[SET EXERCISE] Extract each line of the records below that contains the word "purchases".

[RECORDS PROVIDED]
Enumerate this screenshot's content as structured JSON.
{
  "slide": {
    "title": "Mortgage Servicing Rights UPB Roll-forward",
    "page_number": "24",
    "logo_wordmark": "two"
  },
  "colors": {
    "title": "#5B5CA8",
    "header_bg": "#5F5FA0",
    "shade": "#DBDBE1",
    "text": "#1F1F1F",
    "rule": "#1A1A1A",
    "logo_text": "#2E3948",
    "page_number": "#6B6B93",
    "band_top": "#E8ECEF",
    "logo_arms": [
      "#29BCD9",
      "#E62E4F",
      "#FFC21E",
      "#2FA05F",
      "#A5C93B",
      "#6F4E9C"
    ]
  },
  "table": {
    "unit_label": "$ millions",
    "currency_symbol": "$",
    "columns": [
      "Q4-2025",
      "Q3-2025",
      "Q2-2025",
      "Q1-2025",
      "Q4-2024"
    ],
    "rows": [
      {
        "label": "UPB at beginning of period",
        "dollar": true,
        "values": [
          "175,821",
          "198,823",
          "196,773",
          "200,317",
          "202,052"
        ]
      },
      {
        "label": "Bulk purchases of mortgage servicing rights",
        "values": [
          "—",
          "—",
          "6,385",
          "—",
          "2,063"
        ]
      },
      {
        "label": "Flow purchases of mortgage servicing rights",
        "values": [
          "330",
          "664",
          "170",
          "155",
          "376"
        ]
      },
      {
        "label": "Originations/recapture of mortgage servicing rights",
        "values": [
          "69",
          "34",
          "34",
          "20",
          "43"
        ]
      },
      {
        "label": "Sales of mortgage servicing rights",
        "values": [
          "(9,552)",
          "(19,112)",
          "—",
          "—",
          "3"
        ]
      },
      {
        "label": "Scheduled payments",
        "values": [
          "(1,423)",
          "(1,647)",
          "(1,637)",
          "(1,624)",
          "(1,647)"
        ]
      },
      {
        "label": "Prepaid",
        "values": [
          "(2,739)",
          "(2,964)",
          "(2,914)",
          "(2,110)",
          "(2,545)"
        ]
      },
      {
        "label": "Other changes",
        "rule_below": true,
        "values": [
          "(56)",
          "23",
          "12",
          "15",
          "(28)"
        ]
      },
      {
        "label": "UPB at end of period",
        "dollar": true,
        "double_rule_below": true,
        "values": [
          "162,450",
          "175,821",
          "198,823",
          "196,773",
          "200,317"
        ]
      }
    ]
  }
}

[TASK RESPONSE]
        "label": "Bulk purchases of mortgage servicing rights",
        "label": "Flow purchases of mortgage servicing rights",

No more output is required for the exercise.